--- START Data provided ---

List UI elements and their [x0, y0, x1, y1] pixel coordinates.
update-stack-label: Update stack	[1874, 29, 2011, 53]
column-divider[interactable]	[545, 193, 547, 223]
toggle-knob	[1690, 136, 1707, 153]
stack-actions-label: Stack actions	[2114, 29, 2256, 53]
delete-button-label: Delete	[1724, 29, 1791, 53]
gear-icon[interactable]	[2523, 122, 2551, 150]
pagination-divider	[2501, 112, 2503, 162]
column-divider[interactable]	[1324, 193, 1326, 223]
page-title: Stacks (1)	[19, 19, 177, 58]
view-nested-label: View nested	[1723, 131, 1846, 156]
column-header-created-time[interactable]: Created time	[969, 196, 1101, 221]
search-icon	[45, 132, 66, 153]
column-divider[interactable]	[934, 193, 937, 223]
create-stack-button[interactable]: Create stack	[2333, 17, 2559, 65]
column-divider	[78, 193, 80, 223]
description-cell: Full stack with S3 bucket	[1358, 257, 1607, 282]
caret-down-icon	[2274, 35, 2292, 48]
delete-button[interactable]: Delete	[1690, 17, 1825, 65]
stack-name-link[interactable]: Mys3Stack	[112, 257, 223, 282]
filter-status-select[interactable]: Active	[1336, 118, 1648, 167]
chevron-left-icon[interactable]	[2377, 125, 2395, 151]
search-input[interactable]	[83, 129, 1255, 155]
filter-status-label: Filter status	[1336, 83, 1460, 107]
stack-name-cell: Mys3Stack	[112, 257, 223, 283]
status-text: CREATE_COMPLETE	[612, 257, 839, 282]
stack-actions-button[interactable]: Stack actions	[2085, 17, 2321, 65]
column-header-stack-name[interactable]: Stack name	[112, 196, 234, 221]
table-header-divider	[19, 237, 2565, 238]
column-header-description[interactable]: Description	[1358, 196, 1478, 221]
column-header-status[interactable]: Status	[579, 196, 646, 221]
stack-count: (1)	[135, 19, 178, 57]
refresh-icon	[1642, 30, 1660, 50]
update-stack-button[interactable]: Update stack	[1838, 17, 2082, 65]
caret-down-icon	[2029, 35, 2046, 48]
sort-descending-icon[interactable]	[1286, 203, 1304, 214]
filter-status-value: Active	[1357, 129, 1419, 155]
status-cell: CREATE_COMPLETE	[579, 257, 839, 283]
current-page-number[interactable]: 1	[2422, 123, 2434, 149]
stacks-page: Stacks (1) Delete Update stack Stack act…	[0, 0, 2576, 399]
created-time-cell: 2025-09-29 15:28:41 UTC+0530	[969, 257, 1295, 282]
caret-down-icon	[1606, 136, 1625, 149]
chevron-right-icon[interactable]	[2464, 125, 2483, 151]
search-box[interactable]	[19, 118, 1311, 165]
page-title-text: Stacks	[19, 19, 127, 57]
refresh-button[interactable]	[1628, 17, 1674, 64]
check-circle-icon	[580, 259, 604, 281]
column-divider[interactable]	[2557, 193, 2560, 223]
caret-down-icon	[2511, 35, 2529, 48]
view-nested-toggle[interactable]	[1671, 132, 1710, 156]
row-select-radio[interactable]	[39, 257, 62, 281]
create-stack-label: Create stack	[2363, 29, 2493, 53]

--- END Data provided ---

§ Problem to solve:
Reproduce the records word for word, beginning with their first line and continuing through the line that contains "35, 2292, 48]", with both of those lines included.

§ Reply to the exercise:
List UI elements and their [x0, y0, x1, y1] pixel coordinates.
update-stack-label: Update stack	[1874, 29, 2011, 53]
column-divider[interactable]	[545, 193, 547, 223]
toggle-knob	[1690, 136, 1707, 153]
stack-actions-label: Stack actions	[2114, 29, 2256, 53]
delete-button-label: Delete	[1724, 29, 1791, 53]
gear-icon[interactable]	[2523, 122, 2551, 150]
pagination-divider	[2501, 112, 2503, 162]
column-divider[interactable]	[1324, 193, 1326, 223]
page-title: Stacks (1)	[19, 19, 177, 58]
view-nested-label: View nested	[1723, 131, 1846, 156]
column-header-created-time[interactable]: Created time	[969, 196, 1101, 221]
search-icon	[45, 132, 66, 153]
column-divider[interactable]	[934, 193, 937, 223]
create-stack-button[interactable]: Create stack	[2333, 17, 2559, 65]
column-divider	[78, 193, 80, 223]
description-cell: Full stack with S3 bucket	[1358, 257, 1607, 282]
caret-down-icon	[2274, 35, 2292, 48]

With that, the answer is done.